## Given entries
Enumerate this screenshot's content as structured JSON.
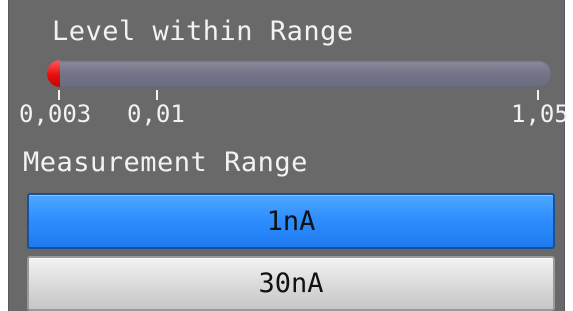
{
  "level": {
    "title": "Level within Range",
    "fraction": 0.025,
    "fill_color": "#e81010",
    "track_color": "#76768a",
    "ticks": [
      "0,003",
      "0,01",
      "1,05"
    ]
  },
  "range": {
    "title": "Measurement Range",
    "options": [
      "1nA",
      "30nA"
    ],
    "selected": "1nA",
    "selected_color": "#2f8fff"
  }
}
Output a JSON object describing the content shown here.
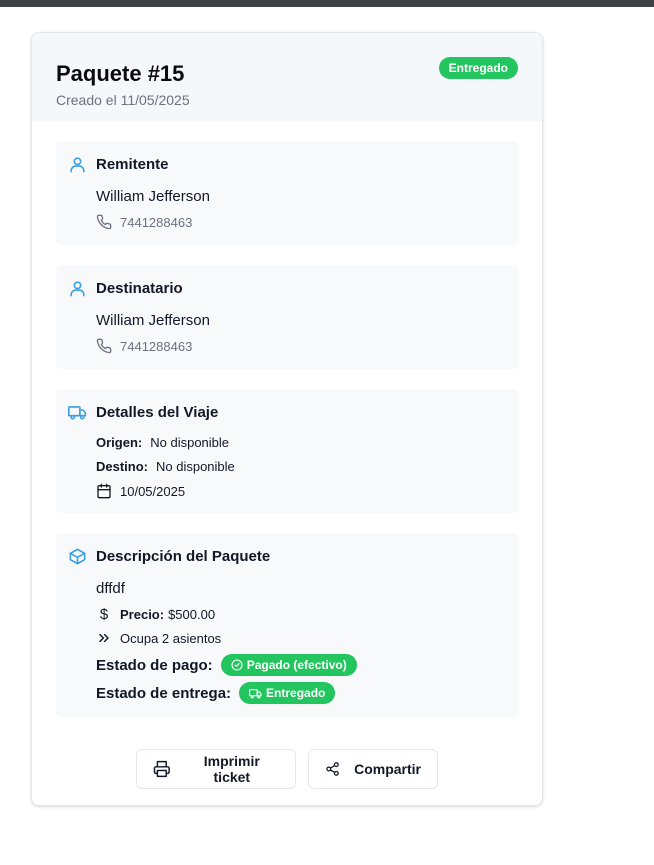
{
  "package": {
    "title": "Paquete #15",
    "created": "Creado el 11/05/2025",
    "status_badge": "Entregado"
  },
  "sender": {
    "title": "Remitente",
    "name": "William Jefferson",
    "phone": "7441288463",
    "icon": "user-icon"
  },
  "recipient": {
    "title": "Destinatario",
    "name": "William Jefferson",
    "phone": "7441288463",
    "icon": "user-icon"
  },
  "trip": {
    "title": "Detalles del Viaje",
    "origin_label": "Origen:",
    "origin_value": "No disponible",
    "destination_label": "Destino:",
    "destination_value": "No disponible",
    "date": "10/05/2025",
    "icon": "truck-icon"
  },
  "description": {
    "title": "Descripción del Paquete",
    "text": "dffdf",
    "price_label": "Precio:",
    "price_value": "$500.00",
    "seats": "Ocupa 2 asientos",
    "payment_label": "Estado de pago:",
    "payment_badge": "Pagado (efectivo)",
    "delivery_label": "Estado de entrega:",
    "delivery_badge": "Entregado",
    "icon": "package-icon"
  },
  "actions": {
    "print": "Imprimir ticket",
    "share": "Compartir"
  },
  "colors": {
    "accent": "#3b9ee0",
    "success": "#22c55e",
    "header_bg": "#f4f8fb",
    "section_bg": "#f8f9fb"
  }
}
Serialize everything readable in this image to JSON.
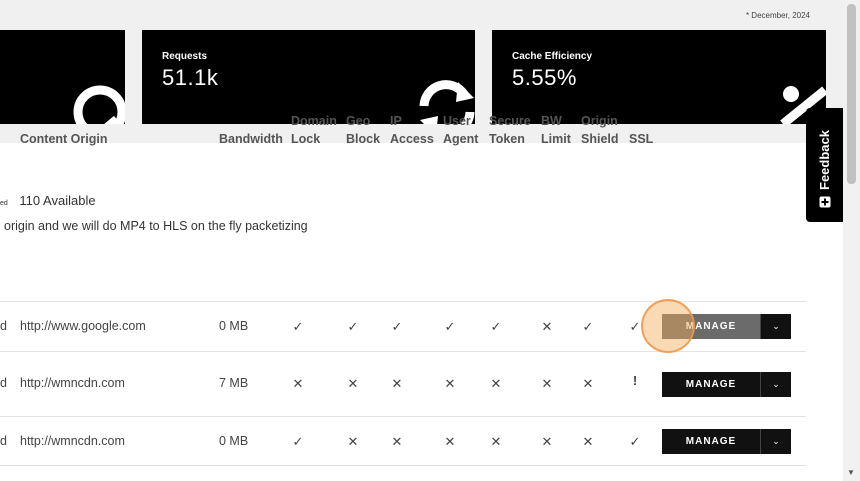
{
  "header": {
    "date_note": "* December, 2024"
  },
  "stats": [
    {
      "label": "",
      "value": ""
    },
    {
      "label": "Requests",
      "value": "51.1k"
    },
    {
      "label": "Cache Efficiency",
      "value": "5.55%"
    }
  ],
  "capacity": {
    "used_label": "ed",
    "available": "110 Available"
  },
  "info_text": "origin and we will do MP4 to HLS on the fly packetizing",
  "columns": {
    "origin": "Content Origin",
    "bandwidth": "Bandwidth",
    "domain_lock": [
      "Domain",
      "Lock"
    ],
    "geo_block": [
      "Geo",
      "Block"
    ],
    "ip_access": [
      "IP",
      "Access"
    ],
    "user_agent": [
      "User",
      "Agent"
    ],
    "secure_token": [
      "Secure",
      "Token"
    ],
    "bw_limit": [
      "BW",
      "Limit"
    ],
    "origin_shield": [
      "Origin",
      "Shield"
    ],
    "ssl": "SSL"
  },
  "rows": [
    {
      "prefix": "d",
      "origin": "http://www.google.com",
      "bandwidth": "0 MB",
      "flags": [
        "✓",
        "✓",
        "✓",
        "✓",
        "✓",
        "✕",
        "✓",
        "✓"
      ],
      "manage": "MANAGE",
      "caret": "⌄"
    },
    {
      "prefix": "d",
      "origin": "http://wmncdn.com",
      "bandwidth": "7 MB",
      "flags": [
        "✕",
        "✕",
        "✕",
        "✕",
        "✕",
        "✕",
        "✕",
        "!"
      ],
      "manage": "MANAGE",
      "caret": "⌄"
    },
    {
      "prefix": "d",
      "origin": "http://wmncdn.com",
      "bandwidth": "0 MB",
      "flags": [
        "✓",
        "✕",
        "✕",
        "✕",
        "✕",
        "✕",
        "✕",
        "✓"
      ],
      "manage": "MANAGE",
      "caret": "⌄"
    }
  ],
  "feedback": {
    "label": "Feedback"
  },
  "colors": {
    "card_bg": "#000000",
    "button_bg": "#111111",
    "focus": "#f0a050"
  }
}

## Objective
Pick out the lines that have the word "Paquete". Copy them all.

## Output below
    "title": "Paquete #15",
    "title": "Descripción del Paquete",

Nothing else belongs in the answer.